Data excerpts
########

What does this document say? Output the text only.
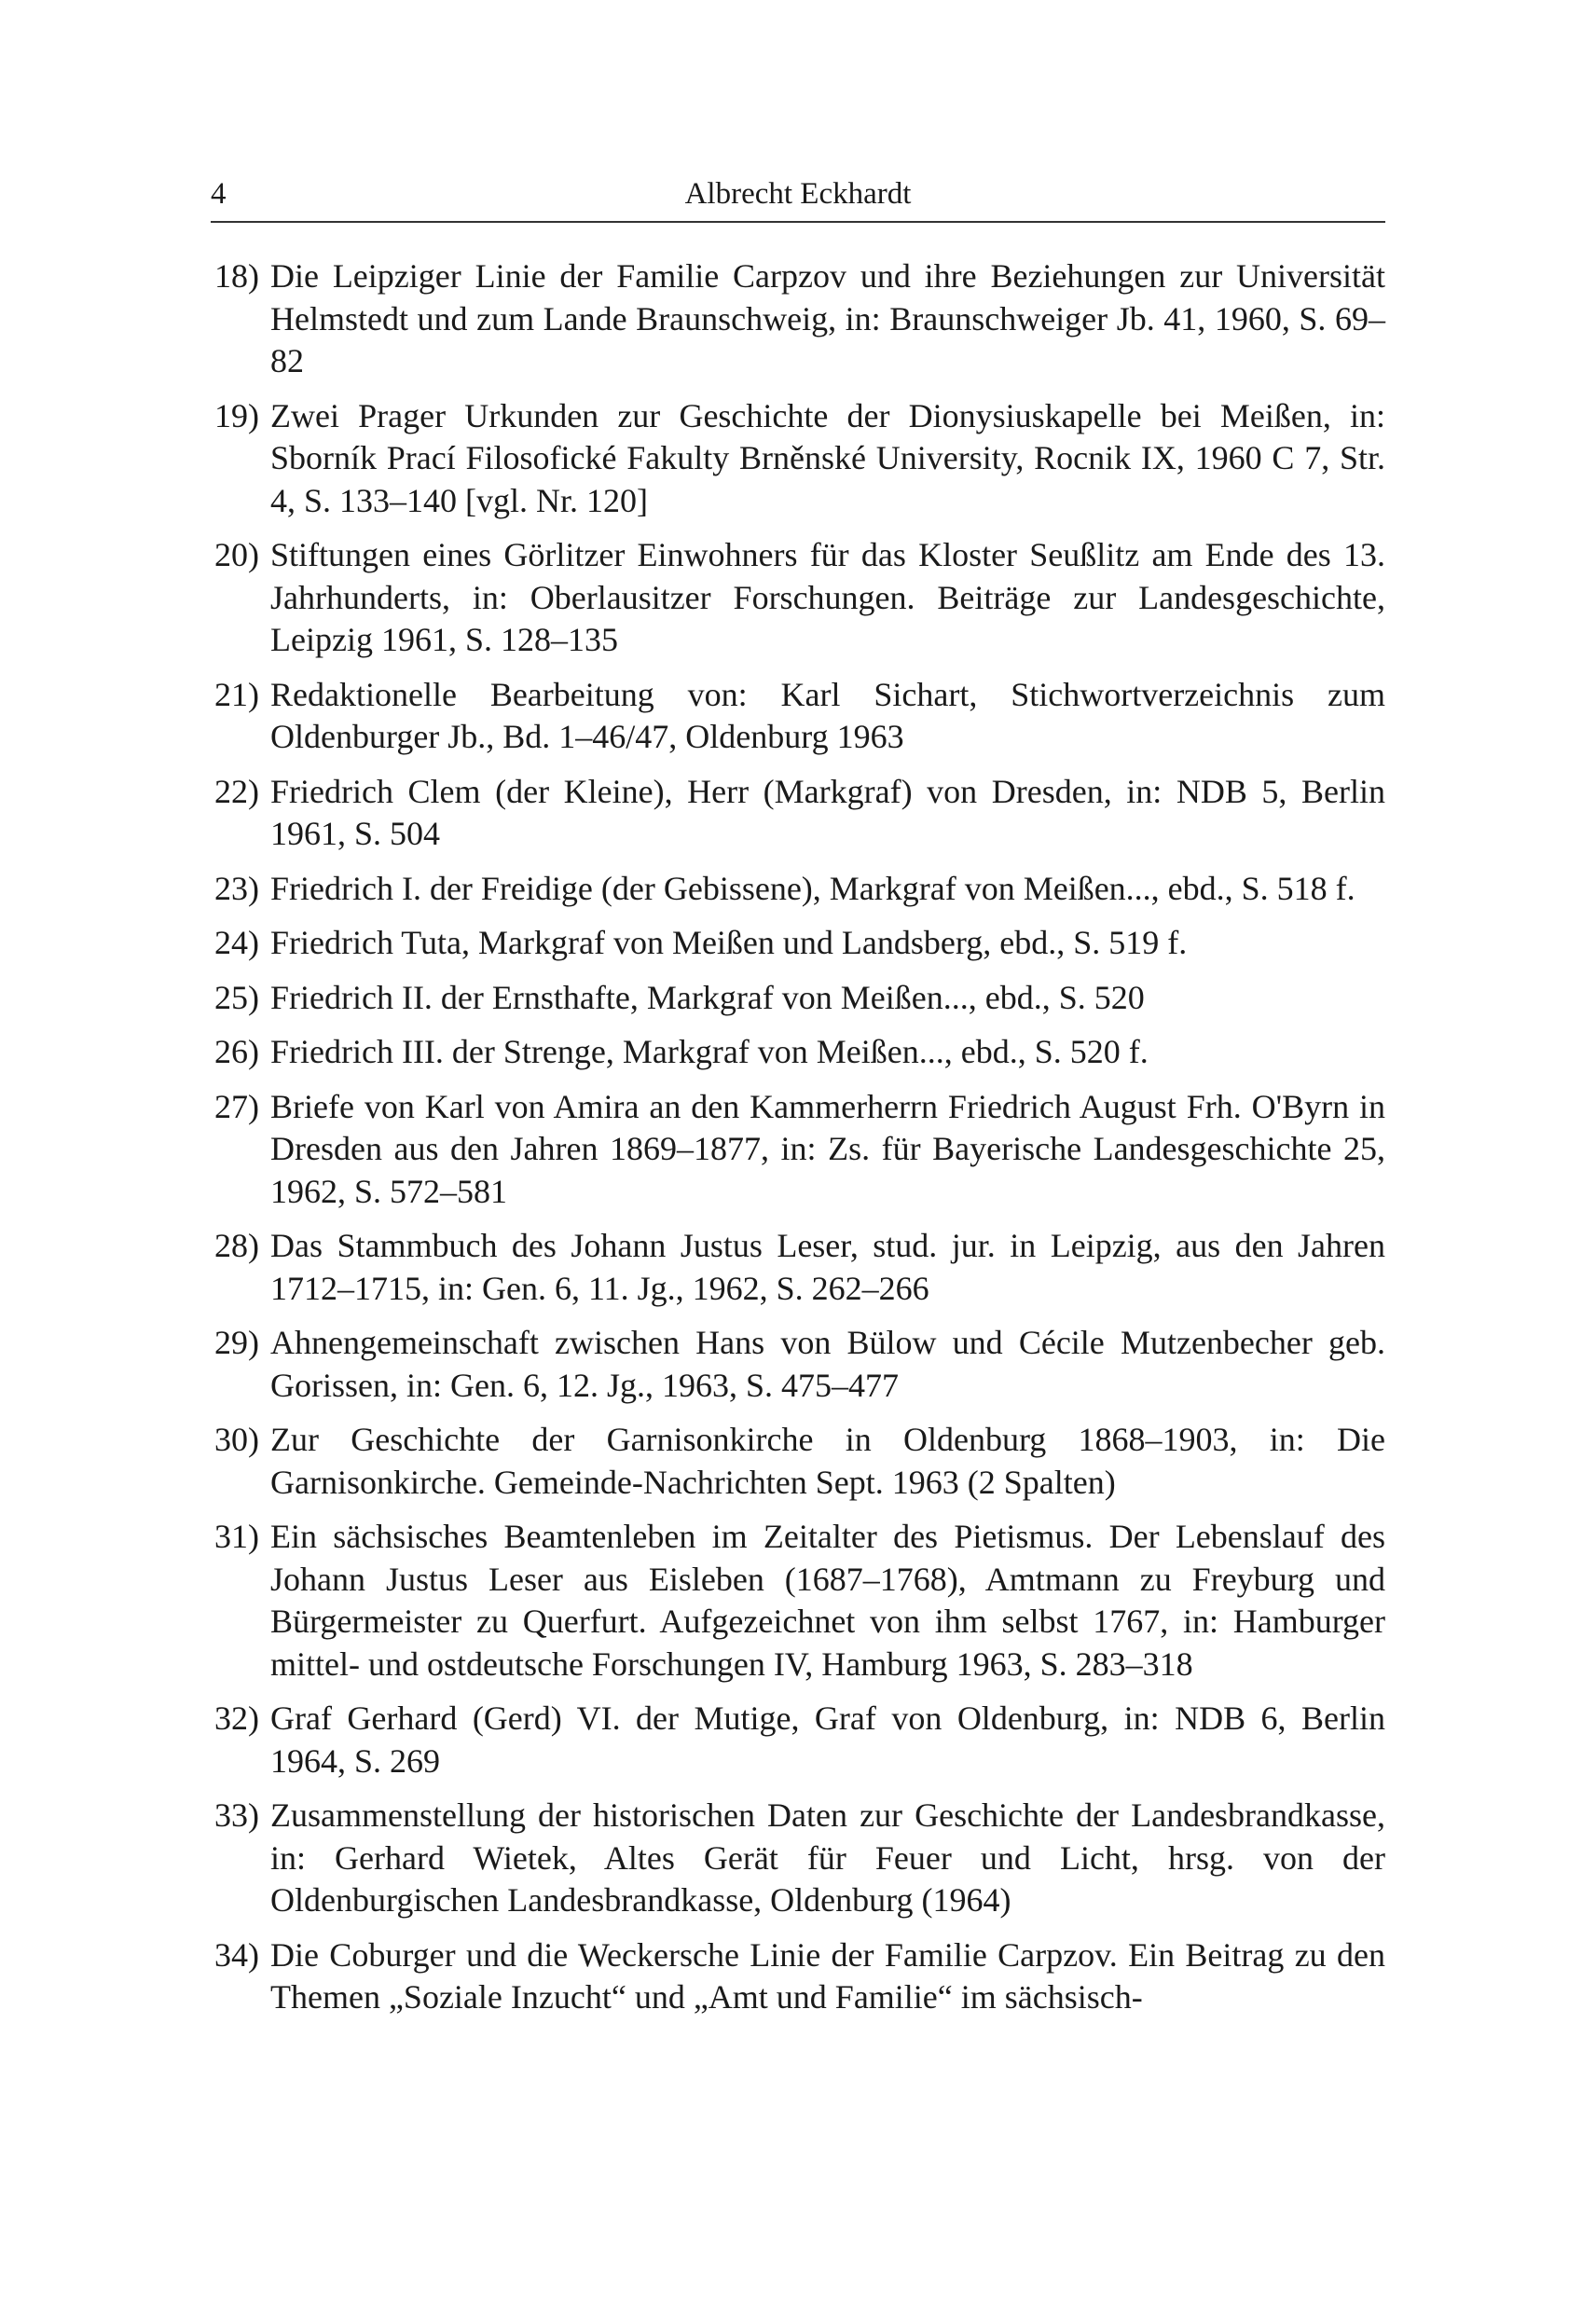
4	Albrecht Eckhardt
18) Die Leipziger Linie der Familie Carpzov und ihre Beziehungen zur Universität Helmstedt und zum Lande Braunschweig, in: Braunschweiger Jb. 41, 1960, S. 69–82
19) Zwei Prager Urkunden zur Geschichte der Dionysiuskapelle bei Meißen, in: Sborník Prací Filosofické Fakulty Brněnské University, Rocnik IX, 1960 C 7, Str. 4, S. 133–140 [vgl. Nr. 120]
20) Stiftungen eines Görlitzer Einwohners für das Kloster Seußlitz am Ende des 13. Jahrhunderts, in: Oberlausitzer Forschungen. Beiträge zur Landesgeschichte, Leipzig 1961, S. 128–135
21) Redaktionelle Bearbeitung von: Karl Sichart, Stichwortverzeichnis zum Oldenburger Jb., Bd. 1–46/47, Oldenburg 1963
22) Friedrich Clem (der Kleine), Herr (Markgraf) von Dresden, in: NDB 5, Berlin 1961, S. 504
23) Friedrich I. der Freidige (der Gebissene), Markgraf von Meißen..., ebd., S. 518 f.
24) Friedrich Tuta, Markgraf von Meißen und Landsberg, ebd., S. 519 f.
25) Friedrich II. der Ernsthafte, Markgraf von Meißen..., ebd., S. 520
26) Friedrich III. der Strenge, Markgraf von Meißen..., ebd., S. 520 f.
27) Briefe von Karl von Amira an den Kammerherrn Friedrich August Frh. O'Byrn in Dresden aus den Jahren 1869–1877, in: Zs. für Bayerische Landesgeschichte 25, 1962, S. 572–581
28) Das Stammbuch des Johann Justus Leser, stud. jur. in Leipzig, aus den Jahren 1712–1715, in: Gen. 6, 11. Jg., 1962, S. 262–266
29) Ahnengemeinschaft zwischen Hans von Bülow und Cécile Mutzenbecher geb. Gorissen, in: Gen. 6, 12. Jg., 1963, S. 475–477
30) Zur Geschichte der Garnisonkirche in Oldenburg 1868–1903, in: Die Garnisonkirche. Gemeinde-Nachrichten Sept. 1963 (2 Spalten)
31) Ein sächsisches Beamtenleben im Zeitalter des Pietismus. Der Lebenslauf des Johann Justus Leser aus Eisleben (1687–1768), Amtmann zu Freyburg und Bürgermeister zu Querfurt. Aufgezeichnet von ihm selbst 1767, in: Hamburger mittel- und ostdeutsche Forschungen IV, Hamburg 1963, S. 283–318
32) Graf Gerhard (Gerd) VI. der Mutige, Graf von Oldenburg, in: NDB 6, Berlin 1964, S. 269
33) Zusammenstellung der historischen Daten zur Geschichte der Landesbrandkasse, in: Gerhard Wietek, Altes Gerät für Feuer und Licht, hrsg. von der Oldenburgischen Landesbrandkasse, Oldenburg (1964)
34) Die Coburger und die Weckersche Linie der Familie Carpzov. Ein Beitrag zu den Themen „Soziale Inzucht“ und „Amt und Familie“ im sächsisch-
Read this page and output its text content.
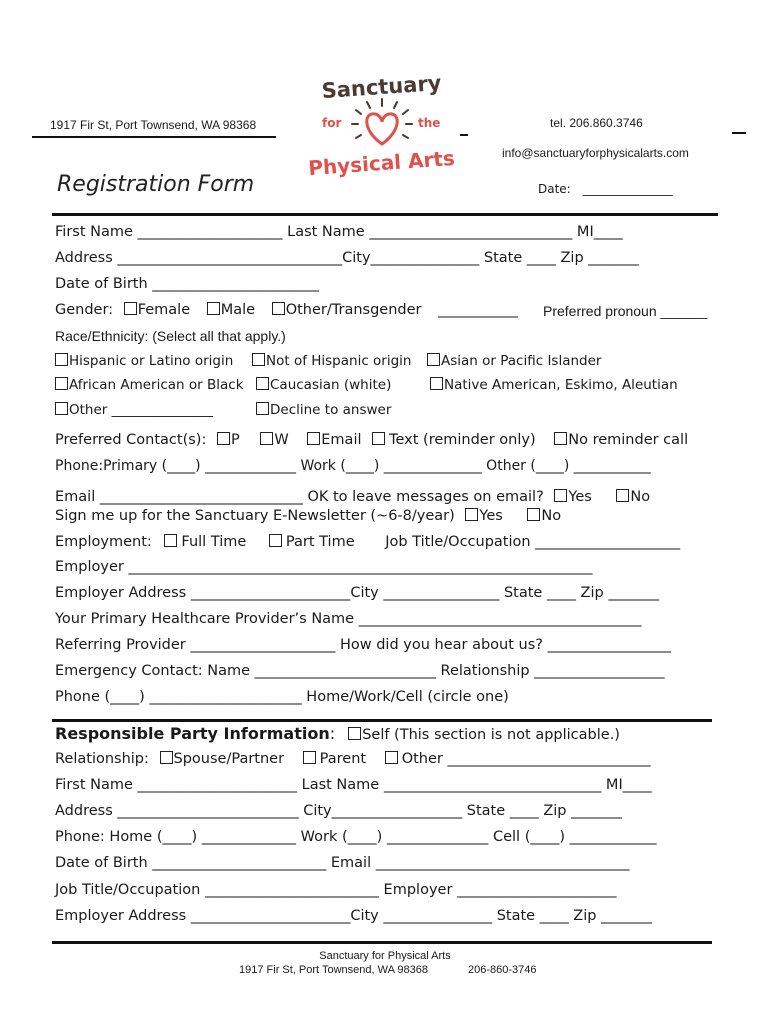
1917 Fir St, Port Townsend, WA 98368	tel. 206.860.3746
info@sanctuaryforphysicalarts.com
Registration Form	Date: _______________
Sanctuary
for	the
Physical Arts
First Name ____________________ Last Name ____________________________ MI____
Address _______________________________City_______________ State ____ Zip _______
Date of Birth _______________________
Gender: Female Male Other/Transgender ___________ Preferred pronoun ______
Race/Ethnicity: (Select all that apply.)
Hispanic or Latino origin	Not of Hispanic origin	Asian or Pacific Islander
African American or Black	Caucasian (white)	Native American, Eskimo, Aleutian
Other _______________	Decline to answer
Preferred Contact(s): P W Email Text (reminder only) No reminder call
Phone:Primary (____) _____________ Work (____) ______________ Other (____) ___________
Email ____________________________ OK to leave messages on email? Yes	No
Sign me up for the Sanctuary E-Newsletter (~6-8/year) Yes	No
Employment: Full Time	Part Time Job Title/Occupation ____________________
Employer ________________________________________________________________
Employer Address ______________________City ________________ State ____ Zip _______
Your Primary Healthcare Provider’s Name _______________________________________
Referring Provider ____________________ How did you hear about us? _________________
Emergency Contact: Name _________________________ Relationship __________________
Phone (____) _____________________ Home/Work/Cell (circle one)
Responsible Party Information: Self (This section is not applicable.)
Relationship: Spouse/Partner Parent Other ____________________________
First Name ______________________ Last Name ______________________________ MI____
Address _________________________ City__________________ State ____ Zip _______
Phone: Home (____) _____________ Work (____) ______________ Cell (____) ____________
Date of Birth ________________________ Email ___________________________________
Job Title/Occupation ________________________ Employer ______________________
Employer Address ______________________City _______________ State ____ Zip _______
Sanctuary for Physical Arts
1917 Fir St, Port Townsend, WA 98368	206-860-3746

########

* Set exercise *
How many lines in the listing contain "Occupation"? Answer with the number alone.

* Task solution *
2